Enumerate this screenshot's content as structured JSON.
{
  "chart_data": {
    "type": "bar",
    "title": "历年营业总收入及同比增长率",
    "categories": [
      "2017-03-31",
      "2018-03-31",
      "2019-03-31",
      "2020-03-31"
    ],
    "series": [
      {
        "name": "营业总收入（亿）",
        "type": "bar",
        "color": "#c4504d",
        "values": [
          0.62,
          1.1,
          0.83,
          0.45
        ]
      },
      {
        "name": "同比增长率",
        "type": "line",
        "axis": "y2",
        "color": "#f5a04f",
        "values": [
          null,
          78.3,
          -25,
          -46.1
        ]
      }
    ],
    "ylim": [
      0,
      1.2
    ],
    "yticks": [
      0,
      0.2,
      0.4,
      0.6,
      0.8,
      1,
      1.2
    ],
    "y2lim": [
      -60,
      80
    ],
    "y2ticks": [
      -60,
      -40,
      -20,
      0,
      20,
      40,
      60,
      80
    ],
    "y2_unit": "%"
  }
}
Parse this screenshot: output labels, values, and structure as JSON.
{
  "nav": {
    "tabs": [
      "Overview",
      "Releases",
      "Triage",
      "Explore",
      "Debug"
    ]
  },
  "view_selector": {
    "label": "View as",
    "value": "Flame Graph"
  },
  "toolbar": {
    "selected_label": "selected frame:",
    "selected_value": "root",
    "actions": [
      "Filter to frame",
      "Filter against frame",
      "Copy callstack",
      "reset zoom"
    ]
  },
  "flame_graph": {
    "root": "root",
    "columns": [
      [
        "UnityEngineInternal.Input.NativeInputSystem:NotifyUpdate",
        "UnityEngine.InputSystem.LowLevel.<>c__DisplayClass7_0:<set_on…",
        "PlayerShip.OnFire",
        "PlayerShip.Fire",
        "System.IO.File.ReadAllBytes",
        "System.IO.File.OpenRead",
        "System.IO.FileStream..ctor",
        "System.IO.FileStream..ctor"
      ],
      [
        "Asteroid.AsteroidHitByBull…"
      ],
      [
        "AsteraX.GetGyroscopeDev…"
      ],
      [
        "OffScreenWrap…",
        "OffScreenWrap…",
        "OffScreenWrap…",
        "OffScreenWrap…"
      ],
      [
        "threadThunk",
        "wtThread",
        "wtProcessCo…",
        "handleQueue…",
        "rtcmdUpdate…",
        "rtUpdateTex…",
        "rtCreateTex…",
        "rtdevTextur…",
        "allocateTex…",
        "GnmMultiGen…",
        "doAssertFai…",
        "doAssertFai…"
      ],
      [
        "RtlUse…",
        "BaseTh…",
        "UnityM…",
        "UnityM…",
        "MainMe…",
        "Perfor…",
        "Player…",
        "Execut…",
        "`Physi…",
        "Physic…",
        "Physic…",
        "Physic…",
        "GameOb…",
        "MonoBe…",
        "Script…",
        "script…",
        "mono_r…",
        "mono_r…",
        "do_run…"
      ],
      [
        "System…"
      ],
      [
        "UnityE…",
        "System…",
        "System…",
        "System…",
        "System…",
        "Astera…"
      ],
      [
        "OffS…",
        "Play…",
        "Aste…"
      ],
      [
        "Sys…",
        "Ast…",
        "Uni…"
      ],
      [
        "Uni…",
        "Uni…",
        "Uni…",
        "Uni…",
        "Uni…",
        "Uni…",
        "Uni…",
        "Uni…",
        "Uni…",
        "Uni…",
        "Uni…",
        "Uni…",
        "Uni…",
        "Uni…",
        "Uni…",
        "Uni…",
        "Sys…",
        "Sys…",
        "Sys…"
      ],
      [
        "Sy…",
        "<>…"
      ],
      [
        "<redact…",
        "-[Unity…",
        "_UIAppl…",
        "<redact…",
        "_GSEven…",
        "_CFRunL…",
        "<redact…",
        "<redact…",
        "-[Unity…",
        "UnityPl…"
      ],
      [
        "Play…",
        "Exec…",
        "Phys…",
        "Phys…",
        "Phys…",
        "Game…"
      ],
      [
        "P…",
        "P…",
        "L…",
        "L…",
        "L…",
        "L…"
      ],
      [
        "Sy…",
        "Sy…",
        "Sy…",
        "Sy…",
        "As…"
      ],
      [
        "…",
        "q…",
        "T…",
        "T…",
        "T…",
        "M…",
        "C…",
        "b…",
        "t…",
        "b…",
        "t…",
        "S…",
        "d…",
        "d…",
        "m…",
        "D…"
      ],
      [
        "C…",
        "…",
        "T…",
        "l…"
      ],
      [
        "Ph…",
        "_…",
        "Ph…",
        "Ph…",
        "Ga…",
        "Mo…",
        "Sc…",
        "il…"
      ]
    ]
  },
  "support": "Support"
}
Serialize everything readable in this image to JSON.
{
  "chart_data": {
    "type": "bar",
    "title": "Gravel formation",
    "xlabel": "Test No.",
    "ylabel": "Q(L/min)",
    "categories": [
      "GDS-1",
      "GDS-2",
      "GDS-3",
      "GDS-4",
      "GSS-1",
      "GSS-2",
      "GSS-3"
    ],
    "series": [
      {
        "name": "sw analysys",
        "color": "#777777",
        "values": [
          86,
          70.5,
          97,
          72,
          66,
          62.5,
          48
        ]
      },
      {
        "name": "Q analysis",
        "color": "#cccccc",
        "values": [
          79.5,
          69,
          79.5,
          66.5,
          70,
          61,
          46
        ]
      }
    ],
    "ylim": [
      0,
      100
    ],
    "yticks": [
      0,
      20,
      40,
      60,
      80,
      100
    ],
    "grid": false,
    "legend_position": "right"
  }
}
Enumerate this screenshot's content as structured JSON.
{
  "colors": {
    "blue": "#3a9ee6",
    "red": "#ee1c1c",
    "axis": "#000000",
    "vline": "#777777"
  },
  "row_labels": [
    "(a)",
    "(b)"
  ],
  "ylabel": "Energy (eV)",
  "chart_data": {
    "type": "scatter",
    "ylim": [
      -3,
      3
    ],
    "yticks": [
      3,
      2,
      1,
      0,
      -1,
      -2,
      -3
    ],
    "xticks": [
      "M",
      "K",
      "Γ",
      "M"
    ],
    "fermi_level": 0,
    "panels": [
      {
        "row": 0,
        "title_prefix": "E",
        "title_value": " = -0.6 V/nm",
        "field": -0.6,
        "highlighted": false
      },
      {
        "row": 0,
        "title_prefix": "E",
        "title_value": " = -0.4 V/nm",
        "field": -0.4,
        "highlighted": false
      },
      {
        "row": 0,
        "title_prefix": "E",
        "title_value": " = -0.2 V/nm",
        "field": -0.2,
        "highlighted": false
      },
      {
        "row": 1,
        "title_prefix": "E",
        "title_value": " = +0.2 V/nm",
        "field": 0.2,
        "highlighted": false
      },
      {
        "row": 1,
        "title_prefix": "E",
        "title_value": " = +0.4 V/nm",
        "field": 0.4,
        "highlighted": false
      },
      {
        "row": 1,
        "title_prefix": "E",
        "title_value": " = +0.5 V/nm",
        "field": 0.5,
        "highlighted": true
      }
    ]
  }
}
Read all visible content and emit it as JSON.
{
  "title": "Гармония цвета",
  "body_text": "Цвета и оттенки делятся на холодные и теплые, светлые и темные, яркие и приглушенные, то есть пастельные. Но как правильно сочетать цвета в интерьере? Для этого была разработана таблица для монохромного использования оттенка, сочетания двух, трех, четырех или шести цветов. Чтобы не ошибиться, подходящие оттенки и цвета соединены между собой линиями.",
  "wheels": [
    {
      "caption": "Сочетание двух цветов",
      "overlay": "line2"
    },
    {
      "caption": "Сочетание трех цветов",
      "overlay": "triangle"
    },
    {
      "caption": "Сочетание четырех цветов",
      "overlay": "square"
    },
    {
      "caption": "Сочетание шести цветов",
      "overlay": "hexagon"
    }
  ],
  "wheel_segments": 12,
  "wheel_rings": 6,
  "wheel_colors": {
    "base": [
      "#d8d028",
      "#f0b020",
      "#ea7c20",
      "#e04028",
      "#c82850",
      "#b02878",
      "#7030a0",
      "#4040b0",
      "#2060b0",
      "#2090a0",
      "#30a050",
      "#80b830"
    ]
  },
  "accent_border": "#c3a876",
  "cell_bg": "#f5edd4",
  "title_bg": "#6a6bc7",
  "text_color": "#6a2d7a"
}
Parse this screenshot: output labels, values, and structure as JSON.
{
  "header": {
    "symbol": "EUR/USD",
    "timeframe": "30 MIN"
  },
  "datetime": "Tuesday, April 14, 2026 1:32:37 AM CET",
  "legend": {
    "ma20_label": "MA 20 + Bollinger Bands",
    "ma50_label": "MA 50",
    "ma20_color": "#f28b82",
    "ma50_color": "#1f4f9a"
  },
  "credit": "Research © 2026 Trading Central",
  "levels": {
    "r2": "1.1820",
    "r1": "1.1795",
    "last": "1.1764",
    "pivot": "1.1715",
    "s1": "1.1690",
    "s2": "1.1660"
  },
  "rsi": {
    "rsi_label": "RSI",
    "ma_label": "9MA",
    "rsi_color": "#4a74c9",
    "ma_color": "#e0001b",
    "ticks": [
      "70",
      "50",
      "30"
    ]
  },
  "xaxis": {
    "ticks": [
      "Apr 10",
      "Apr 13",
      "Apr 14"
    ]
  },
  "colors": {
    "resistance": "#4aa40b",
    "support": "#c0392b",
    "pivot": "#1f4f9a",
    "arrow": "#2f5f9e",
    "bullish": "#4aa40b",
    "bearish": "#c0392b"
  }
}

=-=-=

**WHAT TO DO:**
Using the entries above, return each line that includes the word "PlayerShip".

**PROBLEM SOLUTION:**
        "PlayerShip.OnFire",
        "PlayerShip.Fire",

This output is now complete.